>> begin
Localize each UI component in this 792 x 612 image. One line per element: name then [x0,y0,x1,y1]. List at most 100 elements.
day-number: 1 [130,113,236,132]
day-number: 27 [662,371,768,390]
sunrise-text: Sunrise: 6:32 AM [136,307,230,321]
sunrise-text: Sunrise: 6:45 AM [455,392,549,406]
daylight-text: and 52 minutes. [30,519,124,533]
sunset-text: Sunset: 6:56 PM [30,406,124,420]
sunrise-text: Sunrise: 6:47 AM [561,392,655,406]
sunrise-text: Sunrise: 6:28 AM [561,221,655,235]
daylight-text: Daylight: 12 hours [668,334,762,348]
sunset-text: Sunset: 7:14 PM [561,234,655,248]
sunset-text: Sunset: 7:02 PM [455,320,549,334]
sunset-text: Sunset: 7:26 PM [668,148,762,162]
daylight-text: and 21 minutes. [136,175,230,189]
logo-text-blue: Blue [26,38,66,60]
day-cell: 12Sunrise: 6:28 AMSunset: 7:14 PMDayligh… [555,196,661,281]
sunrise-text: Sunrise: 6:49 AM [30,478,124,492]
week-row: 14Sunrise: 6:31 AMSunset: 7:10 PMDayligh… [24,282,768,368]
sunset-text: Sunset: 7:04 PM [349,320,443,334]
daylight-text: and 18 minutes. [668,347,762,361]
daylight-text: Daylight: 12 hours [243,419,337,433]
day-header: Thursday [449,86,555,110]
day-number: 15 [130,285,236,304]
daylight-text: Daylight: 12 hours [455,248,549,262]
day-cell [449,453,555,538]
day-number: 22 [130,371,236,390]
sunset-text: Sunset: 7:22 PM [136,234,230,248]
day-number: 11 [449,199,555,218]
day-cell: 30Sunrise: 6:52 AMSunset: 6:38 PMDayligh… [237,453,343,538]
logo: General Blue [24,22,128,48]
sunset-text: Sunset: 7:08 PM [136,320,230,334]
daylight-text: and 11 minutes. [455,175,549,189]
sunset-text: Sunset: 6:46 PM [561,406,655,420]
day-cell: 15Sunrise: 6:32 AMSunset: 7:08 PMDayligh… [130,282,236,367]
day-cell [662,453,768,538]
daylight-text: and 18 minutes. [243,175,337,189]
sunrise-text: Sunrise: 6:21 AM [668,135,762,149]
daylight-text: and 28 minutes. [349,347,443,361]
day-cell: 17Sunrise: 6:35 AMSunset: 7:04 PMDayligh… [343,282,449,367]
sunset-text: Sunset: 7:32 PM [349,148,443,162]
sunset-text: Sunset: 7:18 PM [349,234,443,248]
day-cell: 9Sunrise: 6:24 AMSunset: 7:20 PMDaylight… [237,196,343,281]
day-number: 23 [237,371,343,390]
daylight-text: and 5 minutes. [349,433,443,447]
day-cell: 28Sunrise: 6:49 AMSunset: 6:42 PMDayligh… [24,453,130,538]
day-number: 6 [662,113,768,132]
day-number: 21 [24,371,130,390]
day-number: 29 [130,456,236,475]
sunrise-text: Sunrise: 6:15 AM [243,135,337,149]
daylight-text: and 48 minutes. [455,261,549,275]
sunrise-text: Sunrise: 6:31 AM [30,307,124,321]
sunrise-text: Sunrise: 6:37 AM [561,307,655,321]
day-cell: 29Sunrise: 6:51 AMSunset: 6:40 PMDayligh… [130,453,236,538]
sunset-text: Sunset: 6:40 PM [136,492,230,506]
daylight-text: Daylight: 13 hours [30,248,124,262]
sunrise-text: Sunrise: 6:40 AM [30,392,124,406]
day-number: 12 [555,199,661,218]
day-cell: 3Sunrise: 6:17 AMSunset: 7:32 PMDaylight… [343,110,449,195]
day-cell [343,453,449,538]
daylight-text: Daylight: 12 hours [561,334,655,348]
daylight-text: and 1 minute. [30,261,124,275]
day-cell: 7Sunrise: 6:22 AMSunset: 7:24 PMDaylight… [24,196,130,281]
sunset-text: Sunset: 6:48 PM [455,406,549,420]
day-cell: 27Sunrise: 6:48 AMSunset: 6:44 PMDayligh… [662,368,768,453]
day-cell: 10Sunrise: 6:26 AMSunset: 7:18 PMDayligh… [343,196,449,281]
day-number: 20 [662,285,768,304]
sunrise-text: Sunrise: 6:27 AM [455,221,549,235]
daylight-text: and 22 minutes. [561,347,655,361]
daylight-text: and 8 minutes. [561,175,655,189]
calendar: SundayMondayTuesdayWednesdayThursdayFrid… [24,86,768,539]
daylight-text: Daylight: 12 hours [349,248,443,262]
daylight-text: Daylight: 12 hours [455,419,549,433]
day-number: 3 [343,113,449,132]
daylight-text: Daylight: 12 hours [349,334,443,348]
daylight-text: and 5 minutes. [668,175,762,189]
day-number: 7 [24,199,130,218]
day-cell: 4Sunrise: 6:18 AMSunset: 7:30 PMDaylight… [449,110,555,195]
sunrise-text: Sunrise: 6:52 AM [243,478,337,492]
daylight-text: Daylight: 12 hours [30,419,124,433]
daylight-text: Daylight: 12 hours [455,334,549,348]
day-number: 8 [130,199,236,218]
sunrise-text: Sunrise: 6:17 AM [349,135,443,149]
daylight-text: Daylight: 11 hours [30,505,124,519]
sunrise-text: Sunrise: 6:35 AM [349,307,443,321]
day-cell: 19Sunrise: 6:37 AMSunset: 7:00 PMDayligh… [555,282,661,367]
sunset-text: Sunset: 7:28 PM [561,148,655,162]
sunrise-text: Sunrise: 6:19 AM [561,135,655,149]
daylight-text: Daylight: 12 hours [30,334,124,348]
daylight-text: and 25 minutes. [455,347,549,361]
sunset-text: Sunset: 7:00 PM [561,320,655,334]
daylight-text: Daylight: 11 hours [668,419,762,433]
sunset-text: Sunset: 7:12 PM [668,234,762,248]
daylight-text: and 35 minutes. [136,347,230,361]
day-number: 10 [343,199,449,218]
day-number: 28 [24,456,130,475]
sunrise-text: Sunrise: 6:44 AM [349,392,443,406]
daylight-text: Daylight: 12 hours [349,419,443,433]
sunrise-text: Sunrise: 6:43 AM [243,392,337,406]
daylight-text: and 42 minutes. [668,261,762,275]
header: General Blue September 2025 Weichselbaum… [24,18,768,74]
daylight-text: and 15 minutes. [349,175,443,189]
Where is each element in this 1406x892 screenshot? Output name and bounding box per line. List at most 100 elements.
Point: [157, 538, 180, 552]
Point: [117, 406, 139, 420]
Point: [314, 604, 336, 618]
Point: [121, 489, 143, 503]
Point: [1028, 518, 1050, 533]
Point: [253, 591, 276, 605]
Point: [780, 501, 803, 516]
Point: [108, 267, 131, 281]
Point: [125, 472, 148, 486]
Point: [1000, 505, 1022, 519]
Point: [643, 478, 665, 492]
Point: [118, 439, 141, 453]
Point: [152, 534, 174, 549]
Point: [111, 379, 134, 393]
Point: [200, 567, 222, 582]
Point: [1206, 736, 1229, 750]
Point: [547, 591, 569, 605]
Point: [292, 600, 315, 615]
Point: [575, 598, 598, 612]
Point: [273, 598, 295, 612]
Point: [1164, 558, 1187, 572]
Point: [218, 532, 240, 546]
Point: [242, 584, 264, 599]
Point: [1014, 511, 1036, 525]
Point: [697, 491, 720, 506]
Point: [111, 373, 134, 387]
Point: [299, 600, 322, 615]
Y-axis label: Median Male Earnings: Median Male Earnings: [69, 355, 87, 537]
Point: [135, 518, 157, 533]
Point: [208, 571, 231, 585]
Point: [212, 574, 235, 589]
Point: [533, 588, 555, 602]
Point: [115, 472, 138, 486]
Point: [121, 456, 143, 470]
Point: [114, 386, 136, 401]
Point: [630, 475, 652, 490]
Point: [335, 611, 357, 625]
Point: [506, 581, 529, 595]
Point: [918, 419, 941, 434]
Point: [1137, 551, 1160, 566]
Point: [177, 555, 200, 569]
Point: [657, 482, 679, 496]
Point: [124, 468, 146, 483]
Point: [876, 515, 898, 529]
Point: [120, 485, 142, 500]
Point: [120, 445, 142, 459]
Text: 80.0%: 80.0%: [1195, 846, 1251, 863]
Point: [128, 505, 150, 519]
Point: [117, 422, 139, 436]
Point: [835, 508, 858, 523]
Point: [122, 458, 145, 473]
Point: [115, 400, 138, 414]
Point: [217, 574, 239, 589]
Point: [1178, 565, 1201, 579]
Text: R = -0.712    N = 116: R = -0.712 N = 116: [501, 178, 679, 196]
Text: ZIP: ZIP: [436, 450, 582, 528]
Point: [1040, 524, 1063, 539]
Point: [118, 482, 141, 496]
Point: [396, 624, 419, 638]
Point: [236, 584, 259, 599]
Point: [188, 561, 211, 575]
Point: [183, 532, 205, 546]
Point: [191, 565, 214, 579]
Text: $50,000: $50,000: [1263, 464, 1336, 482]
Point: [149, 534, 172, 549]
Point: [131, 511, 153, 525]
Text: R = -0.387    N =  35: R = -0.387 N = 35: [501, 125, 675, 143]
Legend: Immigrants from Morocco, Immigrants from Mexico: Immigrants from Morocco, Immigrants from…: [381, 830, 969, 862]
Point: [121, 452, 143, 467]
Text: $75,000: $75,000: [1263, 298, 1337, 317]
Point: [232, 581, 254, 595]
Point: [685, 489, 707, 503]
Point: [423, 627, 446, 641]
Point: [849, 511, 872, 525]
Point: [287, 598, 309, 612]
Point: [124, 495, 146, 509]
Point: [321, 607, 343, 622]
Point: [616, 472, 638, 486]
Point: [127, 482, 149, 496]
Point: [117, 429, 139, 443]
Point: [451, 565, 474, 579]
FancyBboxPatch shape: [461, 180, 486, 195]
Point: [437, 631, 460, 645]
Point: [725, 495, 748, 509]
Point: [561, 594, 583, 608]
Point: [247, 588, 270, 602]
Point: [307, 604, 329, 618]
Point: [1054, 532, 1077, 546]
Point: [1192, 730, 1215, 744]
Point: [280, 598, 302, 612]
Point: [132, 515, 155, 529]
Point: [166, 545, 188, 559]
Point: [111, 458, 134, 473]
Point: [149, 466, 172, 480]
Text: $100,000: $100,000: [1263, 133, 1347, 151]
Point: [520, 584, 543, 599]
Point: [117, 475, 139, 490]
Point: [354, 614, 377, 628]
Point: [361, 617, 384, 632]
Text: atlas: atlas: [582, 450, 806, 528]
>> end
→ Exercise instructions: Copy the lines from the start of the records through the line with "sunrise-text: Sunrise: 6:32", using "date-label" wherever "day-number" appears and leaving everything else unchanged.

→ Response:
Localize each UI component in this 792 x 612 image. One line per element: name then [x0,y0,x1,y1]. List at most 100 elements.
date-label: 1 [130,113,236,132]
date-label: 27 [662,371,768,390]
sunrise-text: Sunrise: 6:32 AM [136,307,230,321]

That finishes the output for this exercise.